EXERCISE OBJECTIVE: In full and without alteration, give the listing again.

Dataset rows:
################

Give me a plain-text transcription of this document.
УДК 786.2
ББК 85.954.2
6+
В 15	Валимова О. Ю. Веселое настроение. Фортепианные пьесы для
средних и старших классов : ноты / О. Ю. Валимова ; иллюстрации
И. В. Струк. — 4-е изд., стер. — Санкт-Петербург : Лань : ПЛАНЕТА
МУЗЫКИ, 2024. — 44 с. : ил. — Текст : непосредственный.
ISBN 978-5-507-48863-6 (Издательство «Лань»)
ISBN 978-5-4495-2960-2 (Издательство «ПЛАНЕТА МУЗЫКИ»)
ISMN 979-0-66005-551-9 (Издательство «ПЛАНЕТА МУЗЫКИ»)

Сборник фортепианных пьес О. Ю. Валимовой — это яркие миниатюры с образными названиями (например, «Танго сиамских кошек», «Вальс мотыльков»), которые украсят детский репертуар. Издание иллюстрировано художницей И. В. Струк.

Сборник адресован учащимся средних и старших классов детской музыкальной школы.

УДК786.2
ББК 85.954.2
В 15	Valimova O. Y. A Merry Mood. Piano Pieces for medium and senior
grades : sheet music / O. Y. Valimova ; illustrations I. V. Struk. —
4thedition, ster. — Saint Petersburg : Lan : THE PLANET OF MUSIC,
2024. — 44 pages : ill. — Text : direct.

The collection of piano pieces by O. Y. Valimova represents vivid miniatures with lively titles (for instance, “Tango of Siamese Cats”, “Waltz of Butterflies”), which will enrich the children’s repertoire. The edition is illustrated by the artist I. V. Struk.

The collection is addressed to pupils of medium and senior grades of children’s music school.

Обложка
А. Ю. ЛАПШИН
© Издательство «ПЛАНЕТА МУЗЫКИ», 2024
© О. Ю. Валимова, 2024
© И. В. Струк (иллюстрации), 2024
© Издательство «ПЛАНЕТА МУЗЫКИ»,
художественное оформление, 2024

################

WORKED ANSWER:
Give me a plain-text transcription of this document.
УДК 786.2
ББК 85.954.2
6+
В 15	Валимова О. Ю. Веселое настроение. Фортепианные пьесы для
средних и старших классов : ноты / О. Ю. Валимова ; иллюстрации
И. В. Струк. — 4-е изд., стер. — Санкт-Петербург : Лань : ПЛАНЕТА
МУЗЫКИ, 2024. — 44 с. : ил. — Текст : непосредственный.
ISBN 978-5-507-48863-6 (Издательство «Лань»)
ISBN 978-5-4495-2960-2 (Издательство «ПЛАНЕТА МУЗЫКИ»)
ISMN 979-0-66005-551-9 (Издательство «ПЛАНЕТА МУЗЫКИ»)

Сборник фортепианных пьес О. Ю. Валимовой — это яркие миниатюры с образными названиями (например, «Танго сиамских кошек», «Вальс мотыльков»), которые украсят детский репертуар. Издание иллюстрировано художницей И. В. Струк.

Сборник адресован учащимся средних и старших классов детской музыкальной школы.

УДК786.2
ББК 85.954.2
В 15	Valimova O. Y. A Merry Mood. Piano Pieces for medium and senior
grades : sheet music / O. Y. Valimova ; illustrations I. V. Struk. —
4thedition, ster. — Saint Petersburg : Lan : THE PLANET OF MUSIC,
2024. — 44 pages : ill. — Text : direct.

The collection of piano pieces by O. Y. Valimova represents vivid miniatures with lively titles (for instance, “Tango of Siamese Cats”, “Waltz of Butterflies”), which will enrich the children’s repertoire. The edition is illustrated by the artist I. V. Struk.

The collection is addressed to pupils of medium and senior grades of children’s music school.

Обложка
А. Ю. ЛАПШИН
© Издательство «ПЛАНЕТА МУЗЫКИ», 2024
© О. Ю. Валимова, 2024
© И. В. Струк (иллюстрации), 2024
© Издательство «ПЛАНЕТА МУЗЫКИ»,
художественное оформление, 2024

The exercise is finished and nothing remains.